In the material below, repeat only the lines from the one that holds "Output a JSON" through the final line, exactly as they stand.

────────

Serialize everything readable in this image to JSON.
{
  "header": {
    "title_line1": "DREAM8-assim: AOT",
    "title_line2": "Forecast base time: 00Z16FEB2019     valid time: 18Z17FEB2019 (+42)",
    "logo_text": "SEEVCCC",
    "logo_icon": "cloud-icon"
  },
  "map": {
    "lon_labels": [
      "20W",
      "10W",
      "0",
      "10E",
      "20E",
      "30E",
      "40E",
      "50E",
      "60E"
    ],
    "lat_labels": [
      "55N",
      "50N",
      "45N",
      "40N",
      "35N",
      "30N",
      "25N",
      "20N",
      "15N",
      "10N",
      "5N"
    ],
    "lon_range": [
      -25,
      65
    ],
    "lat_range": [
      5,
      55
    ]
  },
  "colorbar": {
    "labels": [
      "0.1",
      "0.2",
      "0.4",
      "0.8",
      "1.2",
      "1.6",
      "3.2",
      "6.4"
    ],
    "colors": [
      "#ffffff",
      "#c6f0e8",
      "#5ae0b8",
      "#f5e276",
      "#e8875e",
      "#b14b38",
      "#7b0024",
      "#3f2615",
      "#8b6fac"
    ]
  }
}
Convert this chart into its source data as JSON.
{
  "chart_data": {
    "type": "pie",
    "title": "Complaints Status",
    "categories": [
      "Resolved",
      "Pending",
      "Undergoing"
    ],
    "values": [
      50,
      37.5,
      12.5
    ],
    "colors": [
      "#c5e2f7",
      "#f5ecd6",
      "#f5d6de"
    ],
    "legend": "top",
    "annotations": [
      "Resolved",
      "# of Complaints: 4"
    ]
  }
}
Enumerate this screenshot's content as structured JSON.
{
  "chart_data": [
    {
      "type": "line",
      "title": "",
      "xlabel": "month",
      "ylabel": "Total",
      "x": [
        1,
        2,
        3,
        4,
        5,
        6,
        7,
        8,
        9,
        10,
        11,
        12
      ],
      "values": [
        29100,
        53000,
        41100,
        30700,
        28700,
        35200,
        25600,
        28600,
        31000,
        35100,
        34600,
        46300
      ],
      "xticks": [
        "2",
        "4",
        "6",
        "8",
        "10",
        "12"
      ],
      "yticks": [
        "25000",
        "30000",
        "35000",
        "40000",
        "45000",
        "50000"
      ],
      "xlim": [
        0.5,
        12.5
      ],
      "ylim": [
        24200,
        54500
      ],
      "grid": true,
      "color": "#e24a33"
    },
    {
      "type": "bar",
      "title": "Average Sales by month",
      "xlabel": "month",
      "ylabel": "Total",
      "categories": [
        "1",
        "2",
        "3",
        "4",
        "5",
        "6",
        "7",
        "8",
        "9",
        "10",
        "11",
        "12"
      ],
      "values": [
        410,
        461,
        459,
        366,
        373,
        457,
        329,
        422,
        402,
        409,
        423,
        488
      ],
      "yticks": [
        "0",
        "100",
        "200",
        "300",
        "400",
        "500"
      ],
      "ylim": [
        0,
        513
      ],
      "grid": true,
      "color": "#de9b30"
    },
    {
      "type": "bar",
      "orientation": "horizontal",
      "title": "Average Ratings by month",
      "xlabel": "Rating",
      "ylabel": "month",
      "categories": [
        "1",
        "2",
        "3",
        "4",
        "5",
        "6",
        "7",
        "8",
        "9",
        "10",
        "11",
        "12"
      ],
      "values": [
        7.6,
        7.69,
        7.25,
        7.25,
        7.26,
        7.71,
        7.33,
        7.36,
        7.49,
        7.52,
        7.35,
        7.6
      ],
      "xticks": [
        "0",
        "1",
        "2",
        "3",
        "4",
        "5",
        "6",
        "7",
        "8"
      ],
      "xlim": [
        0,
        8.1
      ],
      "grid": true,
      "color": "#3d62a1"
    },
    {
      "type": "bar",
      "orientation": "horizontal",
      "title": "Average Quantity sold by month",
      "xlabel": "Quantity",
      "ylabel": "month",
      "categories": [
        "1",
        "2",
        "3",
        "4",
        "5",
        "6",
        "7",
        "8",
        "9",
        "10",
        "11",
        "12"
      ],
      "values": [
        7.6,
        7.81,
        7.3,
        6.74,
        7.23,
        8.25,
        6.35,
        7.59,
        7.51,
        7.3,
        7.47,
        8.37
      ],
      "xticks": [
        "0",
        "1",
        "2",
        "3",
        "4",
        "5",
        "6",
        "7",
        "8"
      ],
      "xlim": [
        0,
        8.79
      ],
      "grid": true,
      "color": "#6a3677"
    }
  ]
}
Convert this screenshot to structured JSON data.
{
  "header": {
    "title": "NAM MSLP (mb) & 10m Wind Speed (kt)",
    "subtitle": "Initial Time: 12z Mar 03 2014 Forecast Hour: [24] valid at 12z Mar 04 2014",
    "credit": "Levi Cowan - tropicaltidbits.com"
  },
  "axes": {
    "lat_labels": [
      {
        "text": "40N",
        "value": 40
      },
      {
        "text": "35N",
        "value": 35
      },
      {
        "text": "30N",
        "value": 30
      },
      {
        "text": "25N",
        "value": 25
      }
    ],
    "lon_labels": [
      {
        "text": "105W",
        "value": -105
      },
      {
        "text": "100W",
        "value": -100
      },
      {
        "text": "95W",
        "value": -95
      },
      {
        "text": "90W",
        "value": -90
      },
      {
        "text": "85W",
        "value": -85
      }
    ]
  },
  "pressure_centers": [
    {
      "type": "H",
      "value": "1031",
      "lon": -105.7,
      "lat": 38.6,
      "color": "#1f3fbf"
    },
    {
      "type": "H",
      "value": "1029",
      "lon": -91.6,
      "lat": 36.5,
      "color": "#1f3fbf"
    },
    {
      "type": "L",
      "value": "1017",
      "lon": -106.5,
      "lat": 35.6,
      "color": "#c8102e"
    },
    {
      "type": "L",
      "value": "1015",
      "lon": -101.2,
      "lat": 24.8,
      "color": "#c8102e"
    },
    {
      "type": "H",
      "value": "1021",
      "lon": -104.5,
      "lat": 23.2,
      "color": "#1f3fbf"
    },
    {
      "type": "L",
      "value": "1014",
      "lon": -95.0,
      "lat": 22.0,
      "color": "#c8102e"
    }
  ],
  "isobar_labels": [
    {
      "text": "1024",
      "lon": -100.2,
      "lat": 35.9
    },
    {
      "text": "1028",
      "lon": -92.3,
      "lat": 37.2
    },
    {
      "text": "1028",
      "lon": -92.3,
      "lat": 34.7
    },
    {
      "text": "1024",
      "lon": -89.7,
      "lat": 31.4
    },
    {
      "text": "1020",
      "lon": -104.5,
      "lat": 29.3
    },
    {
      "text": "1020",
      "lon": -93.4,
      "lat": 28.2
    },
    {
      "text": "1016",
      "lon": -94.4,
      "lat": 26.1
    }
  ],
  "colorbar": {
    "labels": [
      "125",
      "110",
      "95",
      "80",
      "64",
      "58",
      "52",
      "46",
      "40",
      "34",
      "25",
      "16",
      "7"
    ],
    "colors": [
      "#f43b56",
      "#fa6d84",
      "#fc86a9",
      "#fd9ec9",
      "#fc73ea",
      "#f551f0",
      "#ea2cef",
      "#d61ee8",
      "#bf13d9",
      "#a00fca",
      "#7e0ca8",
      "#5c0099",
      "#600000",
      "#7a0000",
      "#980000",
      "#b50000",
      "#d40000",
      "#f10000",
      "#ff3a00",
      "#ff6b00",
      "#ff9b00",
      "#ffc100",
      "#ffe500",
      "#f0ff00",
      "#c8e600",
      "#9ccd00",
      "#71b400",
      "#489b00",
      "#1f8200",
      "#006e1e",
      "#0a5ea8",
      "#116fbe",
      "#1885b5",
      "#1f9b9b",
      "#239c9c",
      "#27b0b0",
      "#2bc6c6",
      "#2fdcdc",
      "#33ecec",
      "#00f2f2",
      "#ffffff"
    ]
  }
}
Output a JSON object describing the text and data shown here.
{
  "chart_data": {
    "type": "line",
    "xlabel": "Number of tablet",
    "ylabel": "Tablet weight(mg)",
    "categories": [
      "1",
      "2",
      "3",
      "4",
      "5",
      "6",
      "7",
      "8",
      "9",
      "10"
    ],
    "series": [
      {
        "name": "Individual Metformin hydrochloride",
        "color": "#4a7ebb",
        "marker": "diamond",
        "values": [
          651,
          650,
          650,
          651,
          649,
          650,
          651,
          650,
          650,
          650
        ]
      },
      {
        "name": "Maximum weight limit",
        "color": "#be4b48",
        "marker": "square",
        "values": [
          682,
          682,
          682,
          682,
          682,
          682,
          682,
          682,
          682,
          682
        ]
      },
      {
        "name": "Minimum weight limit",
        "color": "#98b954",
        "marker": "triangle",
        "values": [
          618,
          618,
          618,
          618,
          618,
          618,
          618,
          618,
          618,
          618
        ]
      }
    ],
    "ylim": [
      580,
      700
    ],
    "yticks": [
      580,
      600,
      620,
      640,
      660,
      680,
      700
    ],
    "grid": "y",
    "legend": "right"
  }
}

────────

* _Solved exercise_
Output a JSON object describing the text and data shown here.
{
  "chart_data": {
    "type": "line",
    "xlabel": "Number of tablet",
    "ylabel": "Tablet weight(mg)",
    "categories": [
      "1",
      "2",
      "3",
      "4",
      "5",
      "6",
      "7",
      "8",
      "9",
      "10"
    ],
    "series": [
      {
        "name": "Individual Metformin hydrochloride",
        "color": "#4a7ebb",
        "marker": "diamond",
        "values": [
          651,
          650,
          650,
          651,
          649,
          650,
          651,
          650,
          650,
          650
        ]
      },
      {
        "name": "Maximum weight limit",
        "color": "#be4b48",
        "marker": "square",
        "values": [
          682,
          682,
          682,
          682,
          682,
          682,
          682,
          682,
          682,
          682
        ]
      },
      {
        "name": "Minimum weight limit",
        "color": "#98b954",
        "marker": "triangle",
        "values": [
          618,
          618,
          618,
          618,
          618,
          618,
          618,
          618,
          618,
          618
        ]
      }
    ],
    "ylim": [
      580,
      700
    ],
    "yticks": [
      580,
      600,
      620,
      640,
      660,
      680,
      700
    ],
    "grid": "y",
    "legend": "right"
  }
}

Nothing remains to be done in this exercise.